Set exercise: Repeat the listing below in full, exactly as it stands.

--- start of Stored data ---

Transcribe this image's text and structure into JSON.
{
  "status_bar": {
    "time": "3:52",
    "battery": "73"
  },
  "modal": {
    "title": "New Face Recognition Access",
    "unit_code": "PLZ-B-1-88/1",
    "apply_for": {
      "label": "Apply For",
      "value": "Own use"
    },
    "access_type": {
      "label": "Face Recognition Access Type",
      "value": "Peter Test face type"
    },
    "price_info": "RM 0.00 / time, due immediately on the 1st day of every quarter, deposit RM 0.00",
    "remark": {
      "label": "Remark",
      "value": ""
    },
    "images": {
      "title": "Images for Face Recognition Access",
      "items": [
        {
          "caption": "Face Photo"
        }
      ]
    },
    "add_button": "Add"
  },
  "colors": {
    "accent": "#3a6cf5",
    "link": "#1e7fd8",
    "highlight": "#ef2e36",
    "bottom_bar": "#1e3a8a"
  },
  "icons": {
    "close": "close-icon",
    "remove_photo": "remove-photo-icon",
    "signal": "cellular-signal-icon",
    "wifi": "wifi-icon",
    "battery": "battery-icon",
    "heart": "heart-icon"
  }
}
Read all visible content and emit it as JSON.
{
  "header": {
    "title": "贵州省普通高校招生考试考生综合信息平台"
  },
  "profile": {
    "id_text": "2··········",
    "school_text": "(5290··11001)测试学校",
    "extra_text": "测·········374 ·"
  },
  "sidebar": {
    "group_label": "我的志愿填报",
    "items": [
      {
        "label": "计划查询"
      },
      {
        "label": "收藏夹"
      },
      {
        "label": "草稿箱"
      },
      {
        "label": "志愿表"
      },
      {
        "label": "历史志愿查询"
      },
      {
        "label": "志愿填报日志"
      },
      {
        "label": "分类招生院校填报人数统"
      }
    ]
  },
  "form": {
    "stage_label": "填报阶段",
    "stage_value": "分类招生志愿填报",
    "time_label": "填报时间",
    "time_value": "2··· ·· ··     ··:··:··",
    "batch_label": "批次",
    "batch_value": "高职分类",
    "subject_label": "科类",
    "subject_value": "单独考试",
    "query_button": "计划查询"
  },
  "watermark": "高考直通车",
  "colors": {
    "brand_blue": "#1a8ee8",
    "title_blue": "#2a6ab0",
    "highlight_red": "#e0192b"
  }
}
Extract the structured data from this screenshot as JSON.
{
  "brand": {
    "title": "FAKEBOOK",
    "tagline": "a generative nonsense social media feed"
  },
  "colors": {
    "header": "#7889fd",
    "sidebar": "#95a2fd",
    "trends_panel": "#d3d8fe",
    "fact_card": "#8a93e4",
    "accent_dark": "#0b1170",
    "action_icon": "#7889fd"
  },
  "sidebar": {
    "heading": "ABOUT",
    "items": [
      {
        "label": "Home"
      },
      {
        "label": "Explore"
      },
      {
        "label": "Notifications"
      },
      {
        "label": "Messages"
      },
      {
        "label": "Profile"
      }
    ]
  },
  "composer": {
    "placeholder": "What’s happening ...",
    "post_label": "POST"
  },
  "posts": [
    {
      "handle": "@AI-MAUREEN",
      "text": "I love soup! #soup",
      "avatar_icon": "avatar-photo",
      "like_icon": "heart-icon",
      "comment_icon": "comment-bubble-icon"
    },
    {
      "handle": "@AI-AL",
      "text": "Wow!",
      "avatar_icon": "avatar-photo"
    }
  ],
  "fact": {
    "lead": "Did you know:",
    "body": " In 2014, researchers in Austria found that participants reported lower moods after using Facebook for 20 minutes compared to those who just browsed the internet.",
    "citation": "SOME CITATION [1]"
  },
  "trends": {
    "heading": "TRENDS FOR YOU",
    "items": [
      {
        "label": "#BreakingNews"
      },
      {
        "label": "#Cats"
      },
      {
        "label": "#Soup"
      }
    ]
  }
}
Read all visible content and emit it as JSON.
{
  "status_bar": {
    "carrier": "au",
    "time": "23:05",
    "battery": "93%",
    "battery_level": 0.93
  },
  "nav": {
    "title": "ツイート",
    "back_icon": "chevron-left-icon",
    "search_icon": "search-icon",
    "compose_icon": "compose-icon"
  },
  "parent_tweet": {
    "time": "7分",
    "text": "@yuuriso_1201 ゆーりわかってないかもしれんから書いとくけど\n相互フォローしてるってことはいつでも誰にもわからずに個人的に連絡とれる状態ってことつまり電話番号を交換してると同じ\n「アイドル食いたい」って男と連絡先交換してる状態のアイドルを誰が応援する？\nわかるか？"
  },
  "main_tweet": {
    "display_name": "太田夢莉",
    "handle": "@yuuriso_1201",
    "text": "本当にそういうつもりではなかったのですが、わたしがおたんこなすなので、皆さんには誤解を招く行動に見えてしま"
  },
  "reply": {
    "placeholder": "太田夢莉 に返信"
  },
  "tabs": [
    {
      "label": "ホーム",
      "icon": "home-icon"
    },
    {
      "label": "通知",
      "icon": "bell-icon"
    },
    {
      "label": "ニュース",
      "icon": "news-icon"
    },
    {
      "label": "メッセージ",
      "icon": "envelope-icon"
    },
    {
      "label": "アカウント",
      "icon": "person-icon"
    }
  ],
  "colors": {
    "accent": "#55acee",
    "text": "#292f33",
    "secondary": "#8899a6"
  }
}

--- end of Stored data ---

Solved exercise:
Transcribe this image's text and structure into JSON.
{
  "status_bar": {
    "time": "3:52",
    "battery": "73"
  },
  "modal": {
    "title": "New Face Recognition Access",
    "unit_code": "PLZ-B-1-88/1",
    "apply_for": {
      "label": "Apply For",
      "value": "Own use"
    },
    "access_type": {
      "label": "Face Recognition Access Type",
      "value": "Peter Test face type"
    },
    "price_info": "RM 0.00 / time, due immediately on the 1st day of every quarter, deposit RM 0.00",
    "remark": {
      "label": "Remark",
      "value": ""
    },
    "images": {
      "title": "Images for Face Recognition Access",
      "items": [
        {
          "caption": "Face Photo"
        }
      ]
    },
    "add_button": "Add"
  },
  "colors": {
    "accent": "#3a6cf5",
    "link": "#1e7fd8",
    "highlight": "#ef2e36",
    "bottom_bar": "#1e3a8a"
  },
  "icons": {
    "close": "close-icon",
    "remove_photo": "remove-photo-icon",
    "signal": "cellular-signal-icon",
    "wifi": "wifi-icon",
    "battery": "battery-icon",
    "heart": "heart-icon"
  }
}
Read all visible content and emit it as JSON.
{
  "header": {
    "title": "贵州省普通高校招生考试考生综合信息平台"
  },
  "profile": {
    "id_text": "2··········",
    "school_text": "(5290··11001)测试学校",
    "extra_text": "测·········374 ·"
  },
  "sidebar": {
    "group_label": "我的志愿填报",
    "items": [
      {
        "label": "计划查询"
      },
      {
        "label": "收藏夹"
      },
      {
        "label": "草稿箱"
      },
      {
        "label": "志愿表"
      },
      {
        "label": "历史志愿查询"
      },
      {
        "label": "志愿填报日志"
      },
      {
        "label": "分类招生院校填报人数统"
      }
    ]
  },
  "form": {
    "stage_label": "填报阶段",
    "stage_value": "分类招生志愿填报",
    "time_label": "填报时间",
    "time_value": "2··· ·· ··     ··:··:··",
    "batch_label": "批次",
    "batch_value": "高职分类",
    "subject_label": "科类",
    "subject_value": "单独考试",
    "query_button": "计划查询"
  },
  "watermark": "高考直通车",
  "colors": {
    "brand_blue": "#1a8ee8",
    "title_blue": "#2a6ab0",
    "highlight_red": "#e0192b"
  }
}
Extract the structured data from this screenshot as JSON.
{
  "brand": {
    "title": "FAKEBOOK",
    "tagline": "a generative nonsense social media feed"
  },
  "colors": {
    "header": "#7889fd",
    "sidebar": "#95a2fd",
    "trends_panel": "#d3d8fe",
    "fact_card": "#8a93e4",
    "accent_dark": "#0b1170",
    "action_icon": "#7889fd"
  },
  "sidebar": {
    "heading": "ABOUT",
    "items": [
      {
        "label": "Home"
      },
      {
        "label": "Explore"
      },
      {
        "label": "Notifications"
      },
      {
        "label": "Messages"
      },
      {
        "label": "Profile"
      }
    ]
  },
  "composer": {
    "placeholder": "What’s happening ...",
    "post_label": "POST"
  },
  "posts": [
    {
      "handle": "@AI-MAUREEN",
      "text": "I love soup! #soup",
      "avatar_icon": "avatar-photo",
      "like_icon": "heart-icon",
      "comment_icon": "comment-bubble-icon"
    },
    {
      "handle": "@AI-AL",
      "text": "Wow!",
      "avatar_icon": "avatar-photo"
    }
  ],
  "fact": {
    "lead": "Did you know:",
    "body": " In 2014, researchers in Austria found that participants reported lower moods after using Facebook for 20 minutes compared to those who just browsed the internet.",
    "citation": "SOME CITATION [1]"
  },
  "trends": {
    "heading": "TRENDS FOR YOU",
    "items": [
      {
        "label": "#BreakingNews"
      },
      {
        "label": "#Cats"
      },
      {
        "label": "#Soup"
      }
    ]
  }
}
Read all visible content and emit it as JSON.
{
  "status_bar": {
    "carrier": "au",
    "time": "23:05",
    "battery": "93%",
    "battery_level": 0.93
  },
  "nav": {
    "title": "ツイート",
    "back_icon": "chevron-left-icon",
    "search_icon": "search-icon",
    "compose_icon": "compose-icon"
  },
  "parent_tweet": {
    "time": "7分",
    "text": "@yuuriso_1201 ゆーりわかってないかもしれんから書いとくけど\n相互フォローしてるってことはいつでも誰にもわからずに個人的に連絡とれる状態ってことつまり電話番号を交換してると同じ\n「アイドル食いたい」って男と連絡先交換してる状態のアイドルを誰が応援する？\nわかるか？"
  },
  "main_tweet": {
    "display_name": "太田夢莉",
    "handle": "@yuuriso_1201",
    "text": "本当にそういうつもりではなかったのですが、わたしがおたんこなすなので、皆さんには誤解を招く行動に見えてしま"
  },
  "reply": {
    "placeholder": "太田夢莉 に返信"
  },
  "tabs": [
    {
      "label": "ホーム",
      "icon": "home-icon"
    },
    {
      "label": "通知",
      "icon": "bell-icon"
    },
    {
      "label": "ニュース",
      "icon": "news-icon"
    },
    {
      "label": "メッセージ",
      "icon": "envelope-icon"
    },
    {
      "label": "アカウント",
      "icon": "person-icon"
    }
  ],
  "colors": {
    "accent": "#55acee",
    "text": "#292f33",
    "secondary": "#8899a6"
  }
}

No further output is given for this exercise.